PAGE EXCERPT:
====================
Auto credit scheme: Banks impound defaulters’ vehicles

Monday, 18 Oct 2010    


Scores of beneficiaries of auto credit scheme are losing their cars as banks repossess vehicles from loan defaulters, Punch’s RASHEED BISIRIYU reports


Many commercial banks have ordered the repossession of all new cars whose owners have failed to pay back loans taken for the purchase of the vehicles.


The recall, according to bank chiefs, is part of an aggressive loan recovery measures being adopted by most banks.


Investigation by our correspondent on Sunday showed that the repossessed vehicles were already being resold to other interested members of the public at cheaper prices.


For instance, a source at Skye Bank Plc in Lagos said five units of Honda Civic 2009 model, which were seized from some car loan defaulters had just been resold at the rate of N500,000 each.


A new Honda Civic was offered by car dealers at N4m, including bank charges, when the finance deal for new car ownership was concluded two years ago.


The source said that repossessed cars were given out at such ridiculous amount due to high cost of storage and depreciation rate.Besides, he noted, ”The bank is only interested in getting back its unpaid balance on the seized cars.”
====================
RECORD EXTRACTS:
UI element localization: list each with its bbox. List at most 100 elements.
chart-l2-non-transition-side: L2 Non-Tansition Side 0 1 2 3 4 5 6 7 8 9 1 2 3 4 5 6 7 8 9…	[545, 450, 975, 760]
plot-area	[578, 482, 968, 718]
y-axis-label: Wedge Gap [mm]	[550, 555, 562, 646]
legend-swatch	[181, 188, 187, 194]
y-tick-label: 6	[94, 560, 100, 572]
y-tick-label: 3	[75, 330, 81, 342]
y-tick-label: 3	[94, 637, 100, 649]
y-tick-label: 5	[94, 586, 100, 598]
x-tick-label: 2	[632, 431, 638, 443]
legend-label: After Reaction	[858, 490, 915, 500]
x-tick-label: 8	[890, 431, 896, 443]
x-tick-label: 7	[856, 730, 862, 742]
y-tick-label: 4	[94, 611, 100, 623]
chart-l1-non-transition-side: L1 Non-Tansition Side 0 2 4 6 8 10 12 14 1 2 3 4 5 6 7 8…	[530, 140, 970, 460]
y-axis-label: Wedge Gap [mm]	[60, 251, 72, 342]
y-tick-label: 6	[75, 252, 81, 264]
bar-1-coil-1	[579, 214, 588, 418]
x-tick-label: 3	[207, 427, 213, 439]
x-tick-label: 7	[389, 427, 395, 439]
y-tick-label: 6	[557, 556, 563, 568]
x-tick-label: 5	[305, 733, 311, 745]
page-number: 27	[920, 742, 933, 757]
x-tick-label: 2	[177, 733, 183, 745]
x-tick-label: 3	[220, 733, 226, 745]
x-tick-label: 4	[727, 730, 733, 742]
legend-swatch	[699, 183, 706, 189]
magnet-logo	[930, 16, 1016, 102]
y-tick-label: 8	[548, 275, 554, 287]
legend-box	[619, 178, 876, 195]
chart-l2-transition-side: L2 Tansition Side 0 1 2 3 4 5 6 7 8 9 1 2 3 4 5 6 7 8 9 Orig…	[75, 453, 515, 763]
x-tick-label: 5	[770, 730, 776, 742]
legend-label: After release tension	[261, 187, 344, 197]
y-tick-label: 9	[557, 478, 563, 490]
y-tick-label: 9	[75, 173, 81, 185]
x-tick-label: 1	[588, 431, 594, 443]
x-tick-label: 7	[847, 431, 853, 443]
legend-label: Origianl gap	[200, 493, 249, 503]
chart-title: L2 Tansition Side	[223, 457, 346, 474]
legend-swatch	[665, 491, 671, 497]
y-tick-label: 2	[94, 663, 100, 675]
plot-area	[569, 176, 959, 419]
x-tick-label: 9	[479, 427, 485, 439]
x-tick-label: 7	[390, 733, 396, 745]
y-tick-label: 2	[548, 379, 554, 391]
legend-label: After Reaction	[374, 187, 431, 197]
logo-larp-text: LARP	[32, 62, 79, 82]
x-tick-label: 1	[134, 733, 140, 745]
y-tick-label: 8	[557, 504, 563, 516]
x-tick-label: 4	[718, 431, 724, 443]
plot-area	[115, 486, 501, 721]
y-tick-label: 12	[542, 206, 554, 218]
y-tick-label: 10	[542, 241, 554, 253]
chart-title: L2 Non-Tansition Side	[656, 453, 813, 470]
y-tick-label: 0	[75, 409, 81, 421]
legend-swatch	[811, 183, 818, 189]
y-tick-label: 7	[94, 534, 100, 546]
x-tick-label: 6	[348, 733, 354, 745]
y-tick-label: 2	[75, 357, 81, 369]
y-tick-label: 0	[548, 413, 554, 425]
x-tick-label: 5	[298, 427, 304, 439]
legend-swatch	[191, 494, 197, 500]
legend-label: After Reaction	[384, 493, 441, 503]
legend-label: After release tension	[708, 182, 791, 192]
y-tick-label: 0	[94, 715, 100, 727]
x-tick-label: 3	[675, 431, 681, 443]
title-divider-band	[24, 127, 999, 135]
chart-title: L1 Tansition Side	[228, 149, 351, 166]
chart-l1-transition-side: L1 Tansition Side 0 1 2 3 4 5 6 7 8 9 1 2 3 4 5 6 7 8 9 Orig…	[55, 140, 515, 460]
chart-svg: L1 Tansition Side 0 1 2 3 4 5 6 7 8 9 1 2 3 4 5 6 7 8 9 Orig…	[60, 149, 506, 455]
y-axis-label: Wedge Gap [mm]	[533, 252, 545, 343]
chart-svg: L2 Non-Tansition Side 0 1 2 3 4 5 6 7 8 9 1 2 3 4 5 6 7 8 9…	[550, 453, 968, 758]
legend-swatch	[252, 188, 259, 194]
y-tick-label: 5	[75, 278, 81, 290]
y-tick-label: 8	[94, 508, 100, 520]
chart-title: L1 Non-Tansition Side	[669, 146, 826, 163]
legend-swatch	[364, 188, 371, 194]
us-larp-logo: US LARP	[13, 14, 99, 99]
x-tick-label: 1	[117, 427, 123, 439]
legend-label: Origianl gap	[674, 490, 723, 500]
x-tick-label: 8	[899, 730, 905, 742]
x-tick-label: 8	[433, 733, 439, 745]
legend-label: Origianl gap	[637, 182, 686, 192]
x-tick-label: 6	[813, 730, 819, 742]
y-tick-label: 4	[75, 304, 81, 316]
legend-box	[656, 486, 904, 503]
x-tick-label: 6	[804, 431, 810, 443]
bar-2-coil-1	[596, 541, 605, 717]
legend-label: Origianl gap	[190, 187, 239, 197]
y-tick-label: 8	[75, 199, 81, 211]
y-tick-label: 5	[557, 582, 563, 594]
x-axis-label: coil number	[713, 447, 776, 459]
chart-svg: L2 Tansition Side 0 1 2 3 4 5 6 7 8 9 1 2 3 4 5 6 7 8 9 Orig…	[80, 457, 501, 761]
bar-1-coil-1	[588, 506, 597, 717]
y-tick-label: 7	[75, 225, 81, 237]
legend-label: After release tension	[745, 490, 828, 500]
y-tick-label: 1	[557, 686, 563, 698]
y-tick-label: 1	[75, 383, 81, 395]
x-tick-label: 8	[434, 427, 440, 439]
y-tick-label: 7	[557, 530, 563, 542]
====================
In the article on the auto credit scheme, what price did each repossessed 2009 Honda Civic resell for?

PROBLEM SOLUTION: N500,000 each.